— Instructions for the task —
Output each line of the material exactly as it stands.

(Figure contents as structured data)
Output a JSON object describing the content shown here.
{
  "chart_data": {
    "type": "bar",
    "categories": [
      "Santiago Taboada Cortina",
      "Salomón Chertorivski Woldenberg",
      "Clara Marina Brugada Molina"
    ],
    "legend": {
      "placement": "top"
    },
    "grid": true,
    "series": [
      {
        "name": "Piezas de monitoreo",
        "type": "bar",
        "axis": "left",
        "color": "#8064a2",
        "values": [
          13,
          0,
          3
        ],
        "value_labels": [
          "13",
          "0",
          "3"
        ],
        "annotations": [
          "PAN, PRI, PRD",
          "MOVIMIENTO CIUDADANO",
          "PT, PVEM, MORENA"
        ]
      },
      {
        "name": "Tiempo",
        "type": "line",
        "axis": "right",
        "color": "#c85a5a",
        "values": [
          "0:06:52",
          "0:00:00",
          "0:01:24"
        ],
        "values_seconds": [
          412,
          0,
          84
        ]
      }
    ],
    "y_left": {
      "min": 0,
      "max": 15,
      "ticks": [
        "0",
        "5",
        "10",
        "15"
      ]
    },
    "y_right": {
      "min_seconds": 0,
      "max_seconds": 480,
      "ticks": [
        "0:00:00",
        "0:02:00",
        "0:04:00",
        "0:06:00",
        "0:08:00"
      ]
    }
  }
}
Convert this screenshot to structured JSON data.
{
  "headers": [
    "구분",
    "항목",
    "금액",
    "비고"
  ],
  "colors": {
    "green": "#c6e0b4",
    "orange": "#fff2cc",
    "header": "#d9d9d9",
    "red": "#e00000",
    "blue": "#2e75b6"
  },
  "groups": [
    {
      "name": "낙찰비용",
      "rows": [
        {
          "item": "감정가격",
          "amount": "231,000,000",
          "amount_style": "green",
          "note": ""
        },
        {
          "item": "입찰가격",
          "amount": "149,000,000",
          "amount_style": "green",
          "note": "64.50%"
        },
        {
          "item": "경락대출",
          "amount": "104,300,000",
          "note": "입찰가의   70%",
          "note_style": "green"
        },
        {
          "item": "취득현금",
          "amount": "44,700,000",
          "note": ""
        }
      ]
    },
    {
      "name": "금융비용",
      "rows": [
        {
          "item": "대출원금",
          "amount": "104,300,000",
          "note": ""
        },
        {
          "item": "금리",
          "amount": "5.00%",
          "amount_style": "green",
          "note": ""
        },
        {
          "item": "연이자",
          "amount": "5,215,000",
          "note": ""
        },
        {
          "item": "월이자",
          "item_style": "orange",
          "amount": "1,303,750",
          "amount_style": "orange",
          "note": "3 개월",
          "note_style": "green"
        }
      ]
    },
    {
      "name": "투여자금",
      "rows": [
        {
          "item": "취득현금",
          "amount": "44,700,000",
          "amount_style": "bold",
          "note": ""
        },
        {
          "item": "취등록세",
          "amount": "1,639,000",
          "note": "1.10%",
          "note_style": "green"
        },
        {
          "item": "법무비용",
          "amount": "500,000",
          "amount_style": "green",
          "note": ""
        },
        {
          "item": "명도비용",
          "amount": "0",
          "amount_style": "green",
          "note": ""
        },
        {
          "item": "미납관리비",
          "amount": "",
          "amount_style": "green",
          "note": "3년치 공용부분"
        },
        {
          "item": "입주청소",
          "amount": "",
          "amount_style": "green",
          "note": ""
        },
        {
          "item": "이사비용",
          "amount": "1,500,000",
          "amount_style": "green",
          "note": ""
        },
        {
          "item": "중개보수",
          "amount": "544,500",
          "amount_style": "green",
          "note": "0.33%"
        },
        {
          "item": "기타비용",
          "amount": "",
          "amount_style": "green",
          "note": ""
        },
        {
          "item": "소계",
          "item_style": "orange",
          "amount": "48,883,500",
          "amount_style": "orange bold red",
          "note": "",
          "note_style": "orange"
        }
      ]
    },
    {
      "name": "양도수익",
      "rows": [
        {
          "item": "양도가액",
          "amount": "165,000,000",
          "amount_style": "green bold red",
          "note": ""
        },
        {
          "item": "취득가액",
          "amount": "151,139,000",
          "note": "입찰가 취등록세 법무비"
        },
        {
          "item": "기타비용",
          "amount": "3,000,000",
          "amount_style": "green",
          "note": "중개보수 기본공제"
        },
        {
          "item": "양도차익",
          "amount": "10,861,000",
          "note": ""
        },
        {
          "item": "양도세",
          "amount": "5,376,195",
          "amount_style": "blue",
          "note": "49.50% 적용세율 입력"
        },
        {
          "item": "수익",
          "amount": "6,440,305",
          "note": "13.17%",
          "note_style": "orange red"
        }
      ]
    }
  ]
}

— Solution for this task —
Output a JSON object describing the content shown here.
{
  "chart_data": {
    "type": "bar",
    "categories": [
      "Santiago Taboada Cortina",
      "Salomón Chertorivski Woldenberg",
      "Clara Marina Brugada Molina"
    ],
    "legend": {
      "placement": "top"
    },
    "grid": true,
    "series": [
      {
        "name": "Piezas de monitoreo",
        "type": "bar",
        "axis": "left",
        "color": "#8064a2",
        "values": [
          13,
          0,
          3
        ],
        "value_labels": [
          "13",
          "0",
          "3"
        ],
        "annotations": [
          "PAN, PRI, PRD",
          "MOVIMIENTO CIUDADANO",
          "PT, PVEM, MORENA"
        ]
      },
      {
        "name": "Tiempo",
        "type": "line",
        "axis": "right",
        "color": "#c85a5a",
        "values": [
          "0:06:52",
          "0:00:00",
          "0:01:24"
        ],
        "values_seconds": [
          412,
          0,
          84
        ]
      }
    ],
    "y_left": {
      "min": 0,
      "max": 15,
      "ticks": [
        "0",
        "5",
        "10",
        "15"
      ]
    },
    "y_right": {
      "min_seconds": 0,
      "max_seconds": 480,
      "ticks": [
        "0:00:00",
        "0:02:00",
        "0:04:00",
        "0:06:00",
        "0:08:00"
      ]
    }
  }
}
Convert this screenshot to structured JSON data.
{
  "headers": [
    "구분",
    "항목",
    "금액",
    "비고"
  ],
  "colors": {
    "green": "#c6e0b4",
    "orange": "#fff2cc",
    "header": "#d9d9d9",
    "red": "#e00000",
    "blue": "#2e75b6"
  },
  "groups": [
    {
      "name": "낙찰비용",
      "rows": [
        {
          "item": "감정가격",
          "amount": "231,000,000",
          "amount_style": "green",
          "note": ""
        },
        {
          "item": "입찰가격",
          "amount": "149,000,000",
          "amount_style": "green",
          "note": "64.50%"
        },
        {
          "item": "경락대출",
          "amount": "104,300,000",
          "note": "입찰가의   70%",
          "note_style": "green"
        },
        {
          "item": "취득현금",
          "amount": "44,700,000",
          "note": ""
        }
      ]
    },
    {
      "name": "금융비용",
      "rows": [
        {
          "item": "대출원금",
          "amount": "104,300,000",
          "note": ""
        },
        {
          "item": "금리",
          "amount": "5.00%",
          "amount_style": "green",
          "note": ""
        },
        {
          "item": "연이자",
          "amount": "5,215,000",
          "note": ""
        },
        {
          "item": "월이자",
          "item_style": "orange",
          "amount": "1,303,750",
          "amount_style": "orange",
          "note": "3 개월",
          "note_style": "green"
        }
      ]
    },
    {
      "name": "투여자금",
      "rows": [
        {
          "item": "취득현금",
          "amount": "44,700,000",
          "amount_style": "bold",
          "note": ""
        },
        {
          "item": "취등록세",
          "amount": "1,639,000",
          "note": "1.10%",
          "note_style": "green"
        },
        {
          "item": "법무비용",
          "amount": "500,000",
          "amount_style": "green",
          "note": ""
        },
        {
          "item": "명도비용",
          "amount": "0",
          "amount_style": "green",
          "note": ""
        },
        {
          "item": "미납관리비",
          "amount": "",
          "amount_style": "green",
          "note": "3년치 공용부분"
        },
        {
          "item": "입주청소",
          "amount": "",
          "amount_style": "green",
          "note": ""
        },
        {
          "item": "이사비용",
          "amount": "1,500,000",
          "amount_style": "green",
          "note": ""
        },
        {
          "item": "중개보수",
          "amount": "544,500",
          "amount_style": "green",
          "note": "0.33%"
        },
        {
          "item": "기타비용",
          "amount": "",
          "amount_style": "green",
          "note": ""
        },
        {
          "item": "소계",
          "item_style": "orange",
          "amount": "48,883,500",
          "amount_style": "orange bold red",
          "note": "",
          "note_style": "orange"
        }
      ]
    },
    {
      "name": "양도수익",
      "rows": [
        {
          "item": "양도가액",
          "amount": "165,000,000",
          "amount_style": "green bold red",
          "note": ""
        },
        {
          "item": "취득가액",
          "amount": "151,139,000",
          "note": "입찰가 취등록세 법무비"
        },
        {
          "item": "기타비용",
          "amount": "3,000,000",
          "amount_style": "green",
          "note": "중개보수 기본공제"
        },
        {
          "item": "양도차익",
          "amount": "10,861,000",
          "note": ""
        },
        {
          "item": "양도세",
          "amount": "5,376,195",
          "amount_style": "blue",
          "note": "49.50% 적용세율 입력"
        },
        {
          "item": "수익",
          "amount": "6,440,305",
          "note": "13.17%",
          "note_style": "orange red"
        }
      ]
    }
  ]
}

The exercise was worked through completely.